Data tied to figure images
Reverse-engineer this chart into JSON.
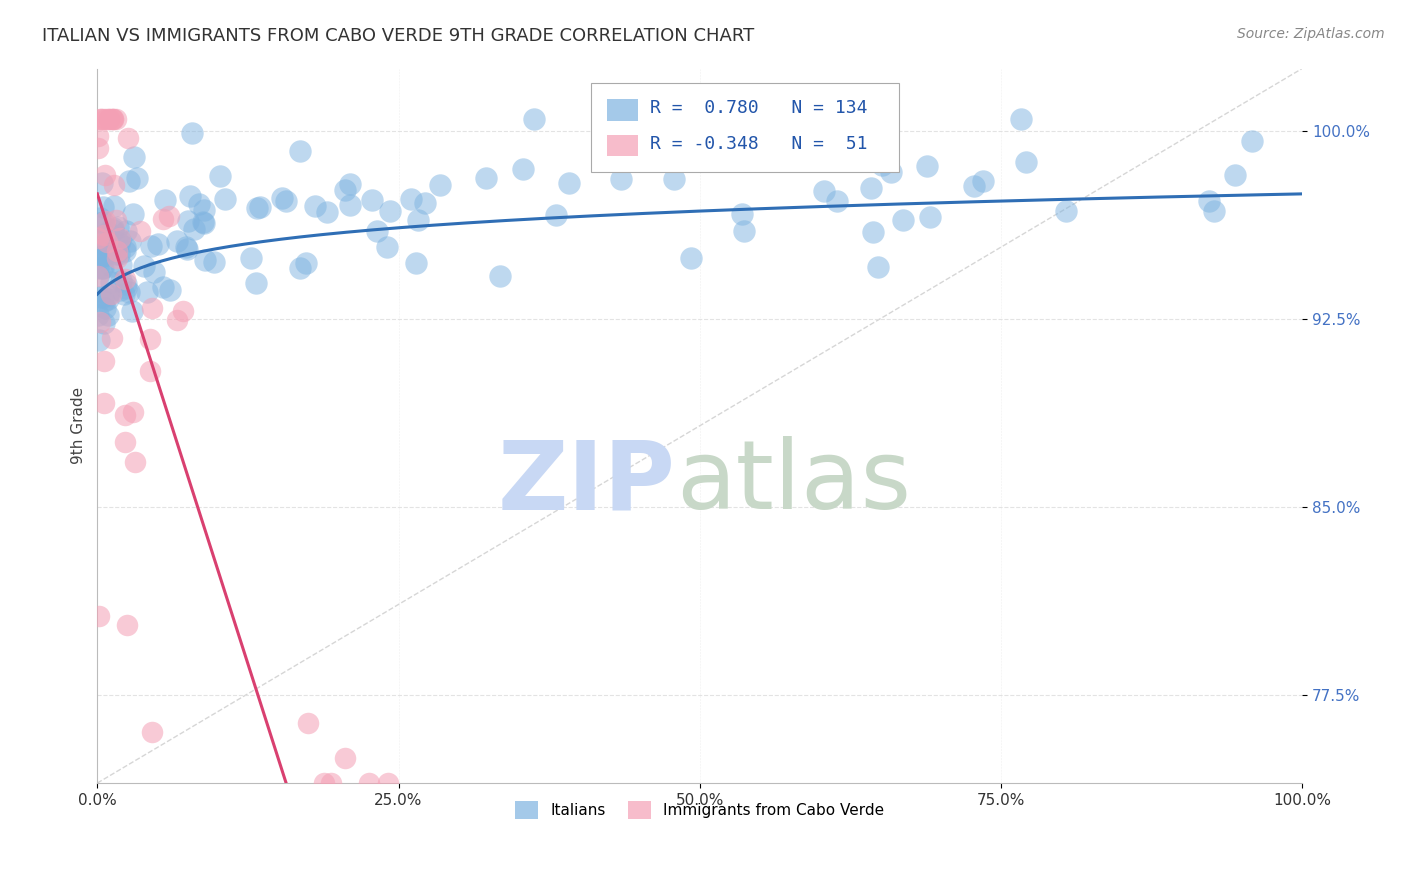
{
  "title": "ITALIAN VS IMMIGRANTS FROM CABO VERDE 9TH GRADE CORRELATION CHART",
  "source": "Source: ZipAtlas.com",
  "ylabel": "9th Grade",
  "xlim": [
    0.0,
    100.0
  ],
  "ylim": [
    74.0,
    102.5
  ],
  "yticks_right": [
    77.5,
    85.0,
    92.5,
    100.0
  ],
  "ytick_labels_right": [
    "77.5%",
    "85.0%",
    "92.5%",
    "100.0%"
  ],
  "xticks": [
    0.0,
    25.0,
    50.0,
    75.0,
    100.0
  ],
  "xtick_labels": [
    "0.0%",
    "25.0%",
    "50.0%",
    "75.0%",
    "100.0%"
  ],
  "blue_color": "#7eb3e0",
  "pink_color": "#f4a0b5",
  "blue_line_color": "#2f6eb5",
  "pink_line_color": "#d94070",
  "legend_R_blue": "0.780",
  "legend_N_blue": "134",
  "legend_R_pink": "-0.348",
  "legend_N_pink": "51",
  "watermark_color_zip": "#c8d8f4",
  "watermark_color_atlas": "#c8d8c8",
  "background_color": "#ffffff",
  "grid_color": "#e0e0e0",
  "blue_seed": 42,
  "pink_seed": 17,
  "blue_n": 134,
  "pink_n": 51
}
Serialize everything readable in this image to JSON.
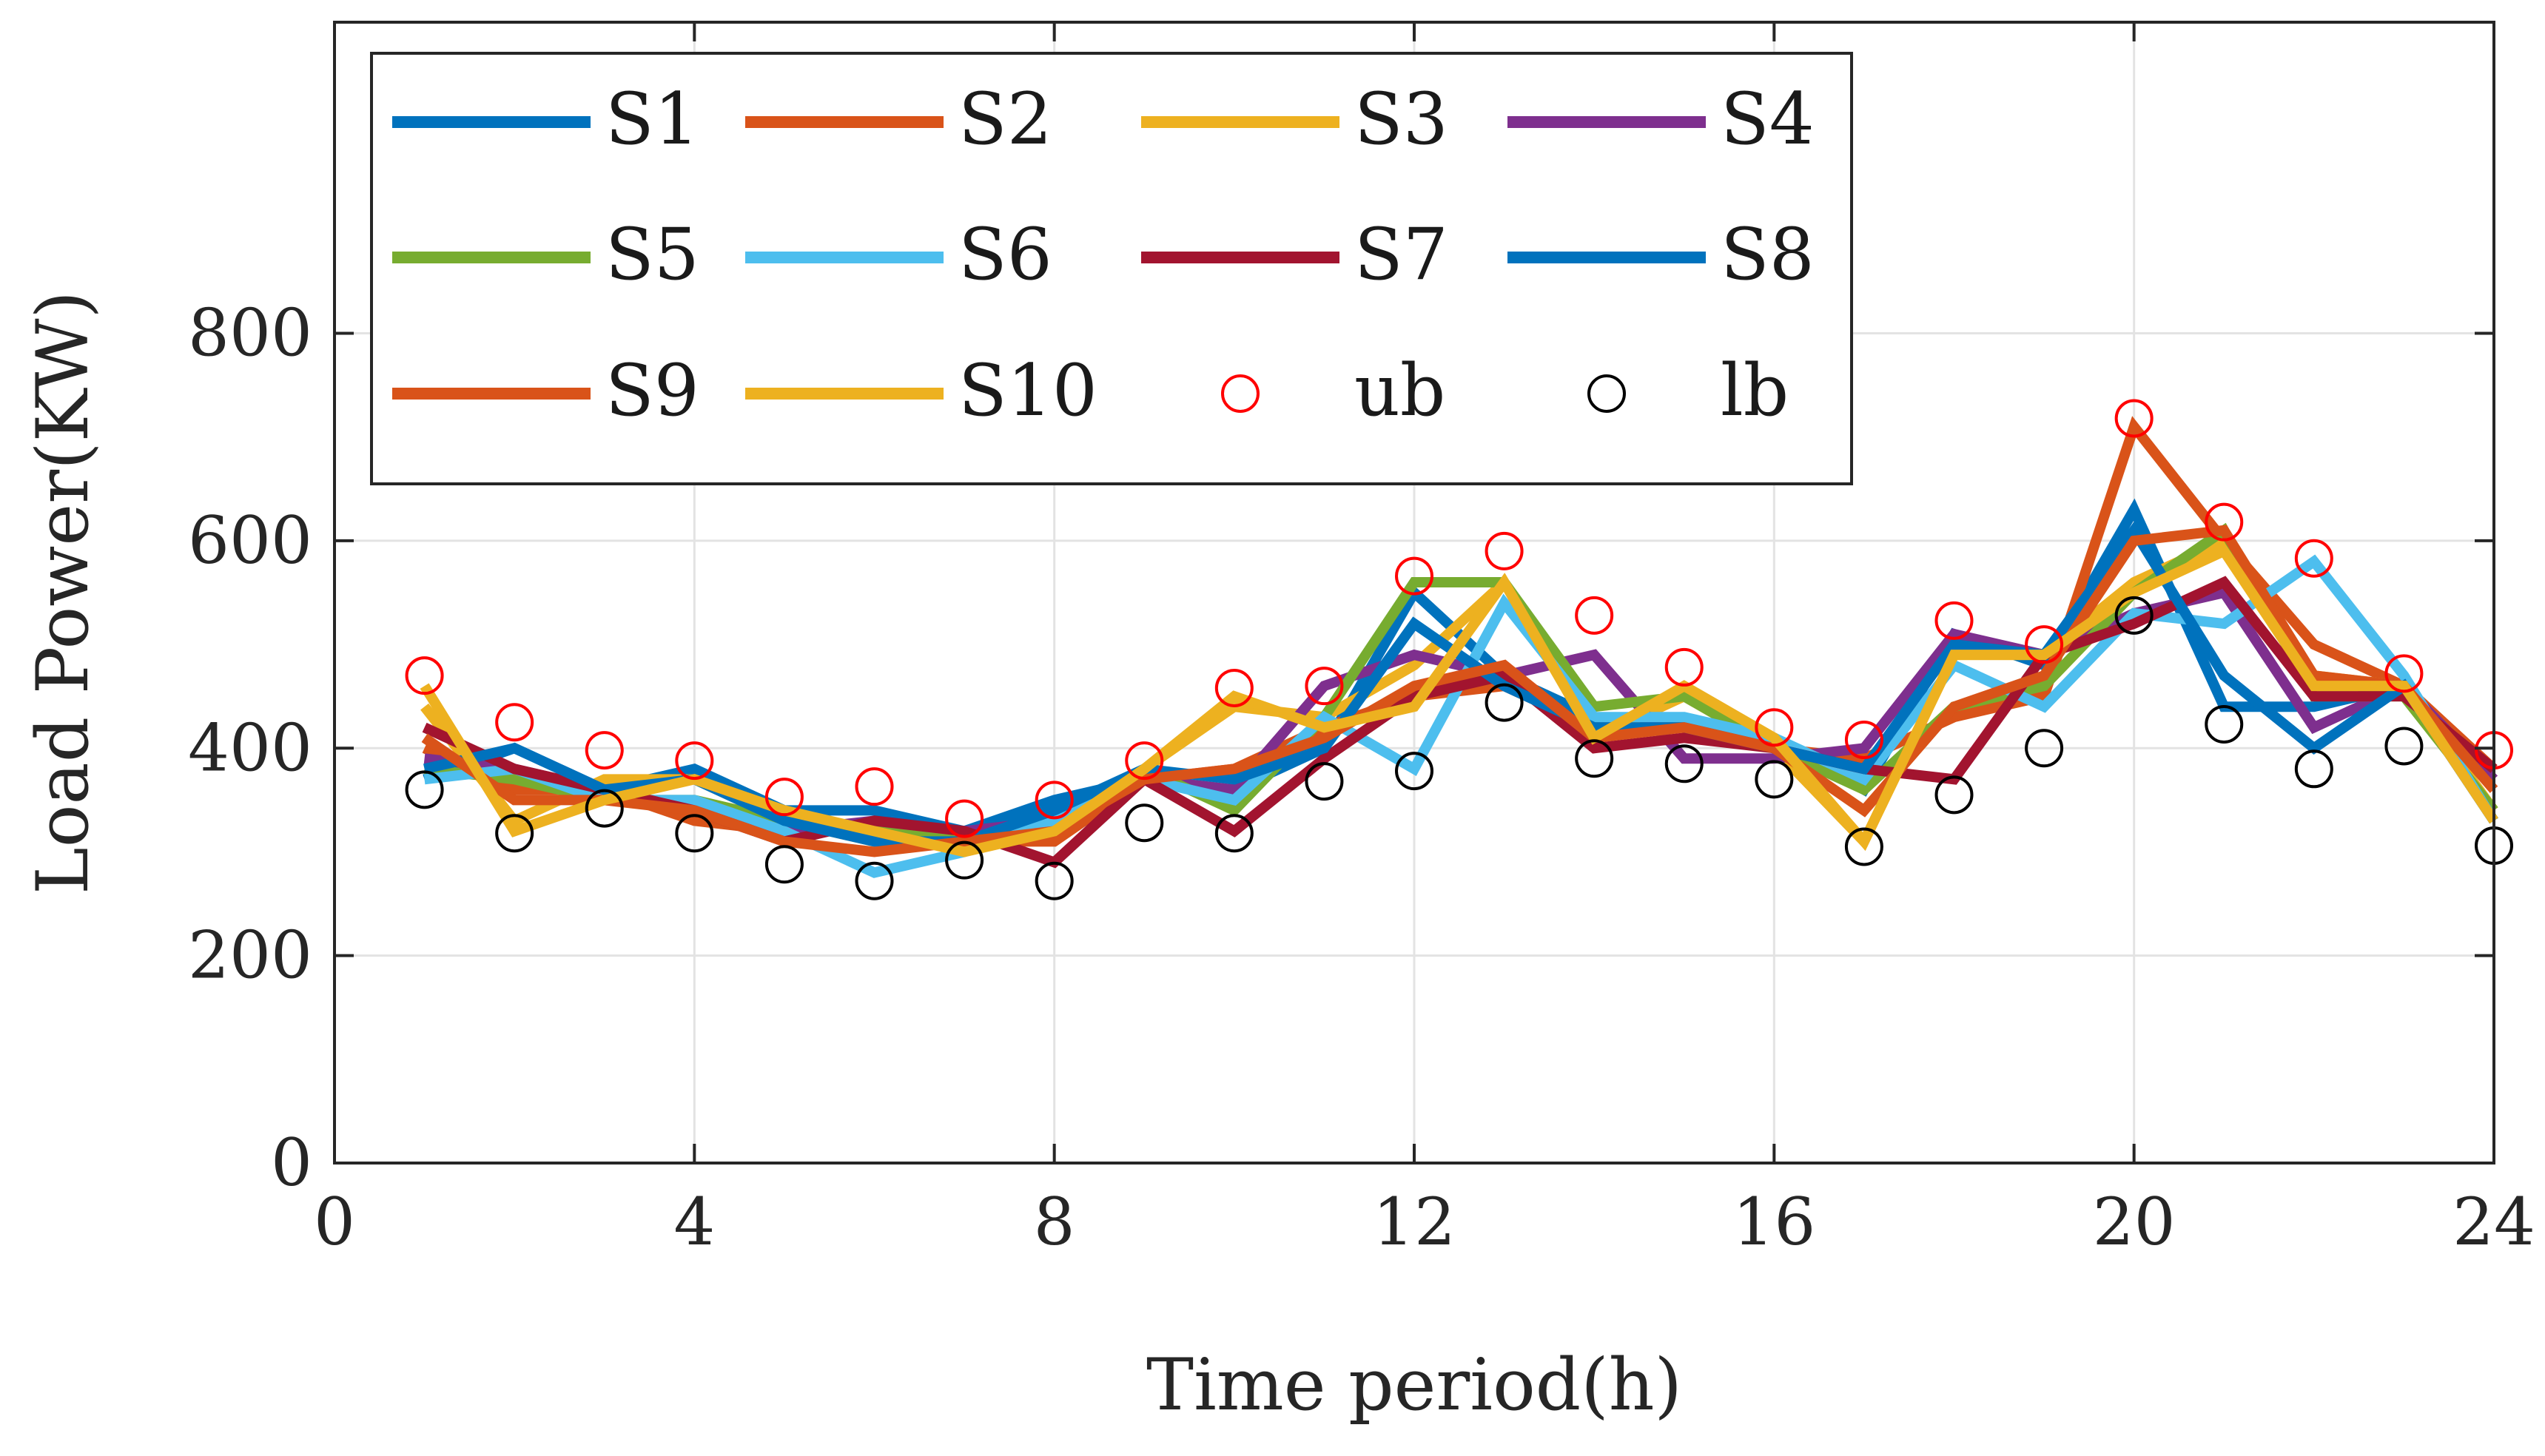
{
  "chart_data": {
    "type": "line",
    "xlabel": "Time period(h)",
    "ylabel": "Load Power(KW)",
    "xlim": [
      0,
      24
    ],
    "ylim": [
      0,
      1100
    ],
    "xticks": [
      0,
      4,
      8,
      12,
      16,
      20,
      24
    ],
    "yticks": [
      0,
      200,
      400,
      600,
      800
    ],
    "grid": true,
    "legend_position": "top-left",
    "x": [
      1,
      2,
      3,
      4,
      5,
      6,
      7,
      8,
      9,
      10,
      11,
      12,
      13,
      14,
      15,
      16,
      17,
      18,
      19,
      20,
      21,
      22,
      23,
      24
    ],
    "series": [
      {
        "name": "S1",
        "color": "#0072BD",
        "values": [
          370,
          400,
          360,
          380,
          340,
          340,
          320,
          350,
          370,
          360,
          400,
          550,
          470,
          430,
          420,
          410,
          360,
          510,
          480,
          630,
          440,
          440,
          460,
          330
        ]
      },
      {
        "name": "S2",
        "color": "#D95319",
        "values": [
          400,
          360,
          360,
          330,
          320,
          320,
          310,
          310,
          370,
          380,
          420,
          450,
          460,
          420,
          420,
          400,
          390,
          430,
          450,
          710,
          600,
          500,
          460,
          380
        ]
      },
      {
        "name": "S3",
        "color": "#EDB120",
        "values": [
          440,
          330,
          370,
          370,
          330,
          310,
          310,
          330,
          380,
          440,
          430,
          480,
          560,
          410,
          450,
          400,
          310,
          490,
          490,
          560,
          600,
          470,
          460,
          340
        ]
      },
      {
        "name": "S4",
        "color": "#7E2F8E",
        "values": [
          390,
          380,
          360,
          340,
          320,
          330,
          320,
          330,
          370,
          360,
          460,
          490,
          470,
          490,
          390,
          390,
          400,
          510,
          490,
          530,
          550,
          420,
          460,
          370
        ]
      },
      {
        "name": "S5",
        "color": "#77AC30",
        "values": [
          380,
          370,
          350,
          350,
          330,
          320,
          310,
          330,
          380,
          340,
          430,
          560,
          560,
          440,
          450,
          400,
          360,
          440,
          460,
          550,
          610,
          450,
          450,
          340
        ]
      },
      {
        "name": "S6",
        "color": "#4DBEEE",
        "values": [
          370,
          380,
          350,
          350,
          320,
          280,
          300,
          330,
          370,
          350,
          430,
          380,
          540,
          430,
          430,
          410,
          370,
          480,
          440,
          530,
          520,
          580,
          470,
          330
        ]
      },
      {
        "name": "S7",
        "color": "#A2142F",
        "values": [
          420,
          380,
          360,
          340,
          310,
          330,
          320,
          290,
          370,
          320,
          390,
          450,
          470,
          400,
          410,
          400,
          380,
          370,
          490,
          520,
          560,
          450,
          450,
          380
        ]
      },
      {
        "name": "S8",
        "color": "#0072BD",
        "values": [
          380,
          400,
          360,
          370,
          330,
          310,
          310,
          340,
          380,
          370,
          400,
          520,
          460,
          420,
          420,
          400,
          380,
          500,
          490,
          610,
          470,
          400,
          460,
          330
        ]
      },
      {
        "name": "S9",
        "color": "#D95319",
        "values": [
          410,
          350,
          350,
          340,
          310,
          300,
          310,
          320,
          370,
          380,
          410,
          460,
          480,
          410,
          420,
          400,
          340,
          440,
          470,
          600,
          610,
          470,
          460,
          360
        ]
      },
      {
        "name": "S10",
        "color": "#EDB120",
        "values": [
          460,
          320,
          350,
          370,
          340,
          320,
          300,
          320,
          380,
          450,
          420,
          440,
          560,
          410,
          460,
          410,
          310,
          490,
          490,
          550,
          590,
          460,
          460,
          330
        ]
      }
    ],
    "markers": [
      {
        "name": "ub",
        "color": "#FF0000",
        "values": [
          470,
          425,
          398,
          388,
          353,
          363,
          332,
          350,
          388,
          458,
          460,
          566,
          590,
          528,
          478,
          420,
          408,
          523,
          500,
          718,
          618,
          583,
          472,
          398
        ]
      },
      {
        "name": "lb",
        "color": "#000000",
        "values": [
          360,
          318,
          342,
          318,
          288,
          272,
          292,
          272,
          328,
          318,
          368,
          378,
          444,
          390,
          385,
          370,
          305,
          355,
          400,
          528,
          423,
          380,
          402,
          306
        ]
      }
    ]
  }
}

■ Work instructions
Where a line above holds the string "ylabel", show that line.

■ Solved problem
  "ylabel": "9th Grade",
    "ylabel": "Load Power(KW)",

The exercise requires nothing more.